**Aim of the exercise:** Copy the lines below as they are; omit the images they contain.
Start Dataset rows
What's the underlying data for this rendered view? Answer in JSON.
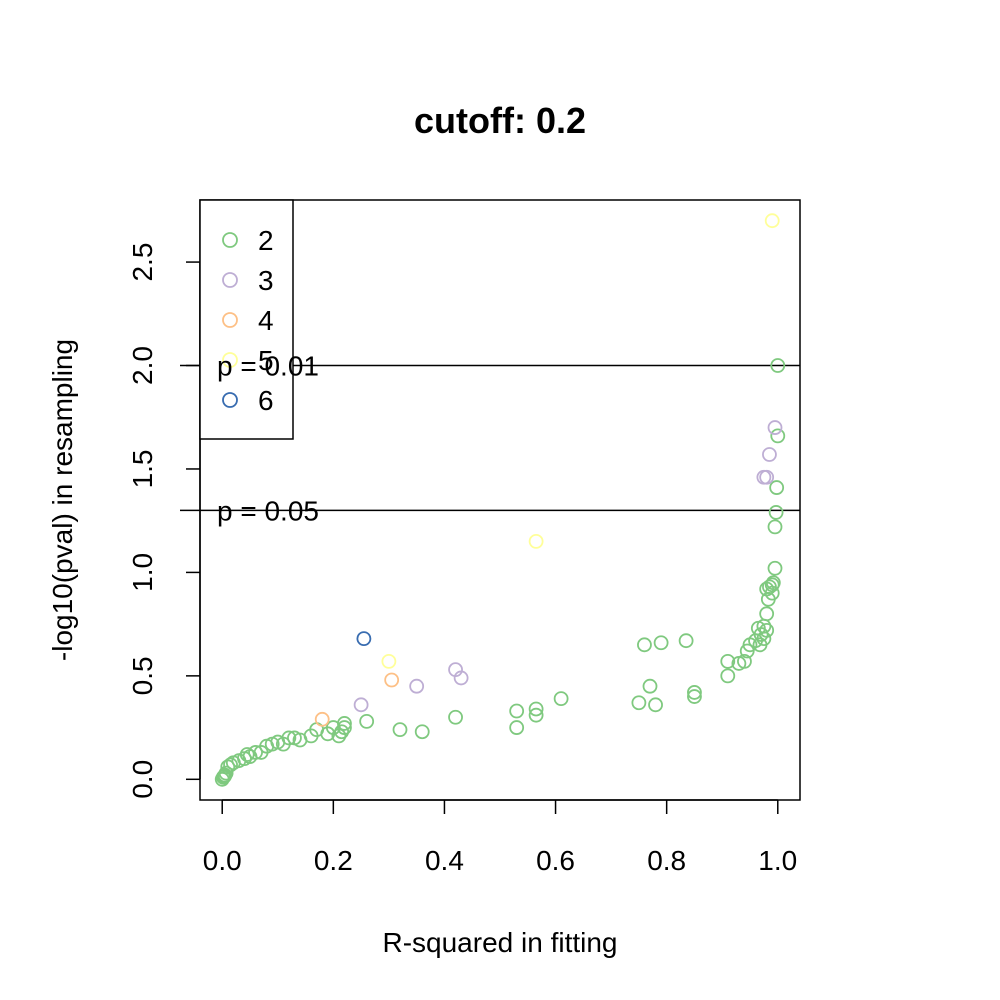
{
  "chart_data": {
    "type": "scatter",
    "title": "cutoff: 0.2",
    "xlabel": "R-squared in fitting",
    "ylabel": "-log10(pval) in resampling",
    "xlim": [
      -0.04,
      1.04
    ],
    "ylim": [
      -0.1,
      2.8
    ],
    "grid": false,
    "legend_position": "top-left",
    "x_ticks": [
      {
        "value": 0.0,
        "label": "0.0"
      },
      {
        "value": 0.2,
        "label": "0.2"
      },
      {
        "value": 0.4,
        "label": "0.4"
      },
      {
        "value": 0.6,
        "label": "0.6"
      },
      {
        "value": 0.8,
        "label": "0.8"
      },
      {
        "value": 1.0,
        "label": "1.0"
      }
    ],
    "y_ticks": [
      {
        "value": 0.0,
        "label": "0.0"
      },
      {
        "value": 0.5,
        "label": "0.5"
      },
      {
        "value": 1.0,
        "label": "1.0"
      },
      {
        "value": 1.5,
        "label": "1.5"
      },
      {
        "value": 2.0,
        "label": "2.0"
      },
      {
        "value": 2.5,
        "label": "2.5"
      }
    ],
    "reference_lines": [
      {
        "y": 2.0,
        "label": "p = 0.01"
      },
      {
        "y": 1.3,
        "label": "p = 0.05"
      }
    ],
    "series": [
      {
        "name": "2",
        "color": "#7fc97f",
        "points": [
          [
            0.0,
            0.0
          ],
          [
            0.002,
            0.01
          ],
          [
            0.004,
            0.015
          ],
          [
            0.005,
            0.02
          ],
          [
            0.007,
            0.03
          ],
          [
            0.01,
            0.06
          ],
          [
            0.015,
            0.07
          ],
          [
            0.02,
            0.08
          ],
          [
            0.03,
            0.09
          ],
          [
            0.04,
            0.1
          ],
          [
            0.045,
            0.12
          ],
          [
            0.05,
            0.11
          ],
          [
            0.06,
            0.13
          ],
          [
            0.07,
            0.13
          ],
          [
            0.08,
            0.16
          ],
          [
            0.09,
            0.17
          ],
          [
            0.1,
            0.18
          ],
          [
            0.11,
            0.17
          ],
          [
            0.12,
            0.2
          ],
          [
            0.13,
            0.2
          ],
          [
            0.14,
            0.19
          ],
          [
            0.16,
            0.21
          ],
          [
            0.17,
            0.24
          ],
          [
            0.19,
            0.22
          ],
          [
            0.2,
            0.25
          ],
          [
            0.21,
            0.21
          ],
          [
            0.215,
            0.23
          ],
          [
            0.22,
            0.25
          ],
          [
            0.22,
            0.27
          ],
          [
            0.26,
            0.28
          ],
          [
            0.32,
            0.24
          ],
          [
            0.36,
            0.23
          ],
          [
            0.42,
            0.3
          ],
          [
            0.53,
            0.25
          ],
          [
            0.53,
            0.33
          ],
          [
            0.565,
            0.34
          ],
          [
            0.565,
            0.31
          ],
          [
            0.61,
            0.39
          ],
          [
            0.75,
            0.37
          ],
          [
            0.76,
            0.65
          ],
          [
            0.77,
            0.45
          ],
          [
            0.78,
            0.36
          ],
          [
            0.79,
            0.66
          ],
          [
            0.835,
            0.67
          ],
          [
            0.85,
            0.42
          ],
          [
            0.85,
            0.4
          ],
          [
            0.91,
            0.57
          ],
          [
            0.91,
            0.5
          ],
          [
            0.93,
            0.56
          ],
          [
            0.94,
            0.57
          ],
          [
            0.945,
            0.62
          ],
          [
            0.95,
            0.65
          ],
          [
            0.96,
            0.67
          ],
          [
            0.965,
            0.73
          ],
          [
            0.968,
            0.65
          ],
          [
            0.97,
            0.7
          ],
          [
            0.975,
            0.74
          ],
          [
            0.975,
            0.68
          ],
          [
            0.98,
            0.72
          ],
          [
            0.98,
            0.8
          ],
          [
            0.98,
            0.92
          ],
          [
            0.983,
            0.87
          ],
          [
            0.985,
            0.93
          ],
          [
            0.99,
            0.94
          ],
          [
            0.99,
            0.9
          ],
          [
            0.992,
            0.95
          ],
          [
            0.995,
            1.02
          ],
          [
            0.995,
            1.22
          ],
          [
            0.997,
            1.29
          ],
          [
            0.998,
            1.41
          ],
          [
            1.0,
            1.66
          ],
          [
            1.0,
            2.0
          ]
        ]
      },
      {
        "name": "3",
        "color": "#beaed4",
        "points": [
          [
            0.25,
            0.36
          ],
          [
            0.35,
            0.45
          ],
          [
            0.42,
            0.53
          ],
          [
            0.43,
            0.49
          ],
          [
            0.975,
            1.46
          ],
          [
            0.98,
            1.46
          ],
          [
            0.985,
            1.57
          ],
          [
            0.995,
            1.7
          ]
        ]
      },
      {
        "name": "4",
        "color": "#fdc086",
        "points": [
          [
            0.18,
            0.29
          ],
          [
            0.305,
            0.48
          ]
        ]
      },
      {
        "name": "5",
        "color": "#ffff99",
        "points": [
          [
            0.3,
            0.57
          ],
          [
            0.565,
            1.15
          ],
          [
            0.99,
            2.7
          ]
        ]
      },
      {
        "name": "6",
        "color": "#386cb0",
        "points": [
          [
            0.255,
            0.68
          ]
        ]
      }
    ]
  }
}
End Dataset rows
**Solution to the problem:**
What's the underlying data for this rendered view? Answer in JSON.
{
  "chart_data": {
    "type": "scatter",
    "title": "cutoff: 0.2",
    "xlabel": "R-squared in fitting",
    "ylabel": "-log10(pval) in resampling",
    "xlim": [
      -0.04,
      1.04
    ],
    "ylim": [
      -0.1,
      2.8
    ],
    "grid": false,
    "legend_position": "top-left",
    "x_ticks": [
      {
        "value": 0.0,
        "label": "0.0"
      },
      {
        "value": 0.2,
        "label": "0.2"
      },
      {
        "value": 0.4,
        "label": "0.4"
      },
      {
        "value": 0.6,
        "label": "0.6"
      },
      {
        "value": 0.8,
        "label": "0.8"
      },
      {
        "value": 1.0,
        "label": "1.0"
      }
    ],
    "y_ticks": [
      {
        "value": 0.0,
        "label": "0.0"
      },
      {
        "value": 0.5,
        "label": "0.5"
      },
      {
        "value": 1.0,
        "label": "1.0"
      },
      {
        "value": 1.5,
        "label": "1.5"
      },
      {
        "value": 2.0,
        "label": "2.0"
      },
      {
        "value": 2.5,
        "label": "2.5"
      }
    ],
    "reference_lines": [
      {
        "y": 2.0,
        "label": "p = 0.01"
      },
      {
        "y": 1.3,
        "label": "p = 0.05"
      }
    ],
    "series": [
      {
        "name": "2",
        "color": "#7fc97f",
        "points": [
          [
            0.0,
            0.0
          ],
          [
            0.002,
            0.01
          ],
          [
            0.004,
            0.015
          ],
          [
            0.005,
            0.02
          ],
          [
            0.007,
            0.03
          ],
          [
            0.01,
            0.06
          ],
          [
            0.015,
            0.07
          ],
          [
            0.02,
            0.08
          ],
          [
            0.03,
            0.09
          ],
          [
            0.04,
            0.1
          ],
          [
            0.045,
            0.12
          ],
          [
            0.05,
            0.11
          ],
          [
            0.06,
            0.13
          ],
          [
            0.07,
            0.13
          ],
          [
            0.08,
            0.16
          ],
          [
            0.09,
            0.17
          ],
          [
            0.1,
            0.18
          ],
          [
            0.11,
            0.17
          ],
          [
            0.12,
            0.2
          ],
          [
            0.13,
            0.2
          ],
          [
            0.14,
            0.19
          ],
          [
            0.16,
            0.21
          ],
          [
            0.17,
            0.24
          ],
          [
            0.19,
            0.22
          ],
          [
            0.2,
            0.25
          ],
          [
            0.21,
            0.21
          ],
          [
            0.215,
            0.23
          ],
          [
            0.22,
            0.25
          ],
          [
            0.22,
            0.27
          ],
          [
            0.26,
            0.28
          ],
          [
            0.32,
            0.24
          ],
          [
            0.36,
            0.23
          ],
          [
            0.42,
            0.3
          ],
          [
            0.53,
            0.25
          ],
          [
            0.53,
            0.33
          ],
          [
            0.565,
            0.34
          ],
          [
            0.565,
            0.31
          ],
          [
            0.61,
            0.39
          ],
          [
            0.75,
            0.37
          ],
          [
            0.76,
            0.65
          ],
          [
            0.77,
            0.45
          ],
          [
            0.78,
            0.36
          ],
          [
            0.79,
            0.66
          ],
          [
            0.835,
            0.67
          ],
          [
            0.85,
            0.42
          ],
          [
            0.85,
            0.4
          ],
          [
            0.91,
            0.57
          ],
          [
            0.91,
            0.5
          ],
          [
            0.93,
            0.56
          ],
          [
            0.94,
            0.57
          ],
          [
            0.945,
            0.62
          ],
          [
            0.95,
            0.65
          ],
          [
            0.96,
            0.67
          ],
          [
            0.965,
            0.73
          ],
          [
            0.968,
            0.65
          ],
          [
            0.97,
            0.7
          ],
          [
            0.975,
            0.74
          ],
          [
            0.975,
            0.68
          ],
          [
            0.98,
            0.72
          ],
          [
            0.98,
            0.8
          ],
          [
            0.98,
            0.92
          ],
          [
            0.983,
            0.87
          ],
          [
            0.985,
            0.93
          ],
          [
            0.99,
            0.94
          ],
          [
            0.99,
            0.9
          ],
          [
            0.992,
            0.95
          ],
          [
            0.995,
            1.02
          ],
          [
            0.995,
            1.22
          ],
          [
            0.997,
            1.29
          ],
          [
            0.998,
            1.41
          ],
          [
            1.0,
            1.66
          ],
          [
            1.0,
            2.0
          ]
        ]
      },
      {
        "name": "3",
        "color": "#beaed4",
        "points": [
          [
            0.25,
            0.36
          ],
          [
            0.35,
            0.45
          ],
          [
            0.42,
            0.53
          ],
          [
            0.43,
            0.49
          ],
          [
            0.975,
            1.46
          ],
          [
            0.98,
            1.46
          ],
          [
            0.985,
            1.57
          ],
          [
            0.995,
            1.7
          ]
        ]
      },
      {
        "name": "4",
        "color": "#fdc086",
        "points": [
          [
            0.18,
            0.29
          ],
          [
            0.305,
            0.48
          ]
        ]
      },
      {
        "name": "5",
        "color": "#ffff99",
        "points": [
          [
            0.3,
            0.57
          ],
          [
            0.565,
            1.15
          ],
          [
            0.99,
            2.7
          ]
        ]
      },
      {
        "name": "6",
        "color": "#386cb0",
        "points": [
          [
            0.255,
            0.68
          ]
        ]
      }
    ]
  }
}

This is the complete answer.